→ What is expected:
Every entry needs to be reproduced exactly.

→ Records:
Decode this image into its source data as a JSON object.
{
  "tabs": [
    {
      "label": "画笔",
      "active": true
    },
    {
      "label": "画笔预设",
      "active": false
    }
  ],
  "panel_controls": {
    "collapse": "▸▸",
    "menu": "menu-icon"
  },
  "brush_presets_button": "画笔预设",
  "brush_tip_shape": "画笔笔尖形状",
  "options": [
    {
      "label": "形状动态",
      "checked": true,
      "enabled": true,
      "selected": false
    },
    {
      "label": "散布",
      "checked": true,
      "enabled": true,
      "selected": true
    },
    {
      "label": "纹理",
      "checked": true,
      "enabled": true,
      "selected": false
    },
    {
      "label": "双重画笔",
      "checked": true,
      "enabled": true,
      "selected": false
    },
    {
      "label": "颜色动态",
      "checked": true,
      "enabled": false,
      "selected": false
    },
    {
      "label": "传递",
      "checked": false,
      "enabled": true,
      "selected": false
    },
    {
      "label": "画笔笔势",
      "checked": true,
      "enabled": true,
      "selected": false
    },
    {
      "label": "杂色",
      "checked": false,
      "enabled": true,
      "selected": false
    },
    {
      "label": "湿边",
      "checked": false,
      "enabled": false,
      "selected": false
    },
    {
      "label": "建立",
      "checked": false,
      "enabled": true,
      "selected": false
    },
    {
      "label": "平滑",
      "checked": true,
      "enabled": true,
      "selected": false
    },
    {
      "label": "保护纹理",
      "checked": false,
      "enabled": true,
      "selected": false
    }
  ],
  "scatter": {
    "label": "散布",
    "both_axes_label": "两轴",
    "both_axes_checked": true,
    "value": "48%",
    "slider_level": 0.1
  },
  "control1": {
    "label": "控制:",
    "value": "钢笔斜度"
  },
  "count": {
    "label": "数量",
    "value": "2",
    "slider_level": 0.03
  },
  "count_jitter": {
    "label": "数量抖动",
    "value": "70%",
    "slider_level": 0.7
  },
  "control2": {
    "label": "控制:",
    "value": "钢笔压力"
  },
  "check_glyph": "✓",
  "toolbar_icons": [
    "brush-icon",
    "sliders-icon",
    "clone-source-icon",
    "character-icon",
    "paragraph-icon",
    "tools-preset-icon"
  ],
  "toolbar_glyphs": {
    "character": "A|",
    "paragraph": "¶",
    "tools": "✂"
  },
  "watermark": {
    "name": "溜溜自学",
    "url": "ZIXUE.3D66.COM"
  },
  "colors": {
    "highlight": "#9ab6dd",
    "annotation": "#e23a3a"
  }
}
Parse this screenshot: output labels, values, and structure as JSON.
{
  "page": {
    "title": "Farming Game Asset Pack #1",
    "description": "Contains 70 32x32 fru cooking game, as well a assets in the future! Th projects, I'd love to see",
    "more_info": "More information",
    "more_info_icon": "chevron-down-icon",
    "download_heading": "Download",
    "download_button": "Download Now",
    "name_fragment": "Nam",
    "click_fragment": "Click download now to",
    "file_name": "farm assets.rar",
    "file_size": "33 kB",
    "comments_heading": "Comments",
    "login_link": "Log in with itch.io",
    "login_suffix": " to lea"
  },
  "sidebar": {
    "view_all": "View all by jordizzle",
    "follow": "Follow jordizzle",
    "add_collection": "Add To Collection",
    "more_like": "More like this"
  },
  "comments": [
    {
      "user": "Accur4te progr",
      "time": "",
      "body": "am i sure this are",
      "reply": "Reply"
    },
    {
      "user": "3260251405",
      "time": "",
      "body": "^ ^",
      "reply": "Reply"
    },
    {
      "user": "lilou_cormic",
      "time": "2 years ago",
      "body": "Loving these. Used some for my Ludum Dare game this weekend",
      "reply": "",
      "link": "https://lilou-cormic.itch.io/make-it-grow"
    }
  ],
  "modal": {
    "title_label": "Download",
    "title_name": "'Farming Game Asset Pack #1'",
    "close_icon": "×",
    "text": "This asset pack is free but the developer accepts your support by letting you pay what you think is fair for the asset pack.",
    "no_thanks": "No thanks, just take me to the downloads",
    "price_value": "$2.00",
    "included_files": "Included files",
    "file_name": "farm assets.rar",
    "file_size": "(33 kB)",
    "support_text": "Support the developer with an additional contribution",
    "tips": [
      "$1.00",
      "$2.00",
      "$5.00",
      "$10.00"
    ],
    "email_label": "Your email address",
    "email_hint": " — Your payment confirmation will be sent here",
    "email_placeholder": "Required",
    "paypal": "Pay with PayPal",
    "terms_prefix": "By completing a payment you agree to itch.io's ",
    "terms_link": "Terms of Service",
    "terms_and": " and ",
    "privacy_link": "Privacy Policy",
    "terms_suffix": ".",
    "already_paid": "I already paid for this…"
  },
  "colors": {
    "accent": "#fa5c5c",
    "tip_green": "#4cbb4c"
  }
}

→ Task answer:
Decode this image into its source data as a JSON object.
{
  "tabs": [
    {
      "label": "画笔",
      "active": true
    },
    {
      "label": "画笔预设",
      "active": false
    }
  ],
  "panel_controls": {
    "collapse": "▸▸",
    "menu": "menu-icon"
  },
  "brush_presets_button": "画笔预设",
  "brush_tip_shape": "画笔笔尖形状",
  "options": [
    {
      "label": "形状动态",
      "checked": true,
      "enabled": true,
      "selected": false
    },
    {
      "label": "散布",
      "checked": true,
      "enabled": true,
      "selected": true
    },
    {
      "label": "纹理",
      "checked": true,
      "enabled": true,
      "selected": false
    },
    {
      "label": "双重画笔",
      "checked": true,
      "enabled": true,
      "selected": false
    },
    {
      "label": "颜色动态",
      "checked": true,
      "enabled": false,
      "selected": false
    },
    {
      "label": "传递",
      "checked": false,
      "enabled": true,
      "selected": false
    },
    {
      "label": "画笔笔势",
      "checked": true,
      "enabled": true,
      "selected": false
    },
    {
      "label": "杂色",
      "checked": false,
      "enabled": true,
      "selected": false
    },
    {
      "label": "湿边",
      "checked": false,
      "enabled": false,
      "selected": false
    },
    {
      "label": "建立",
      "checked": false,
      "enabled": true,
      "selected": false
    },
    {
      "label": "平滑",
      "checked": true,
      "enabled": true,
      "selected": false
    },
    {
      "label": "保护纹理",
      "checked": false,
      "enabled": true,
      "selected": false
    }
  ],
  "scatter": {
    "label": "散布",
    "both_axes_label": "两轴",
    "both_axes_checked": true,
    "value": "48%",
    "slider_level": 0.1
  },
  "control1": {
    "label": "控制:",
    "value": "钢笔斜度"
  },
  "count": {
    "label": "数量",
    "value": "2",
    "slider_level": 0.03
  },
  "count_jitter": {
    "label": "数量抖动",
    "value": "70%",
    "slider_level": 0.7
  },
  "control2": {
    "label": "控制:",
    "value": "钢笔压力"
  },
  "check_glyph": "✓",
  "toolbar_icons": [
    "brush-icon",
    "sliders-icon",
    "clone-source-icon",
    "character-icon",
    "paragraph-icon",
    "tools-preset-icon"
  ],
  "toolbar_glyphs": {
    "character": "A|",
    "paragraph": "¶",
    "tools": "✂"
  },
  "watermark": {
    "name": "溜溜自学",
    "url": "ZIXUE.3D66.COM"
  },
  "colors": {
    "highlight": "#9ab6dd",
    "annotation": "#e23a3a"
  }
}
Parse this screenshot: output labels, values, and structure as JSON.
{
  "page": {
    "title": "Farming Game Asset Pack #1",
    "description": "Contains 70 32x32 fru cooking game, as well a assets in the future! Th projects, I'd love to see",
    "more_info": "More information",
    "more_info_icon": "chevron-down-icon",
    "download_heading": "Download",
    "download_button": "Download Now",
    "name_fragment": "Nam",
    "click_fragment": "Click download now to",
    "file_name": "farm assets.rar",
    "file_size": "33 kB",
    "comments_heading": "Comments",
    "login_link": "Log in with itch.io",
    "login_suffix": " to lea"
  },
  "sidebar": {
    "view_all": "View all by jordizzle",
    "follow": "Follow jordizzle",
    "add_collection": "Add To Collection",
    "more_like": "More like this"
  },
  "comments": [
    {
      "user": "Accur4te progr",
      "time": "",
      "body": "am i sure this are",
      "reply": "Reply"
    },
    {
      "user": "3260251405",
      "time": "",
      "body": "^ ^",
      "reply": "Reply"
    },
    {
      "user": "lilou_cormic",
      "time": "2 years ago",
      "body": "Loving these. Used some for my Ludum Dare game this weekend",
      "reply": "",
      "link": "https://lilou-cormic.itch.io/make-it-grow"
    }
  ],
  "modal": {
    "title_label": "Download",
    "title_name": "'Farming Game Asset Pack #1'",
    "close_icon": "×",
    "text": "This asset pack is free but the developer accepts your support by letting you pay what you think is fair for the asset pack.",
    "no_thanks": "No thanks, just take me to the downloads",
    "price_value": "$2.00",
    "included_files": "Included files",
    "file_name": "farm assets.rar",
    "file_size": "(33 kB)",
    "support_text": "Support the developer with an additional contribution",
    "tips": [
      "$1.00",
      "$2.00",
      "$5.00",
      "$10.00"
    ],
    "email_label": "Your email address",
    "email_hint": " — Your payment confirmation will be sent here",
    "email_placeholder": "Required",
    "paypal": "Pay with PayPal",
    "terms_prefix": "By completing a payment you agree to itch.io's ",
    "terms_link": "Terms of Service",
    "terms_and": " and ",
    "privacy_link": "Privacy Policy",
    "terms_suffix": ".",
    "already_paid": "I already paid for this…"
  },
  "colors": {
    "accent": "#fa5c5c",
    "tip_green": "#4cbb4c"
  }
}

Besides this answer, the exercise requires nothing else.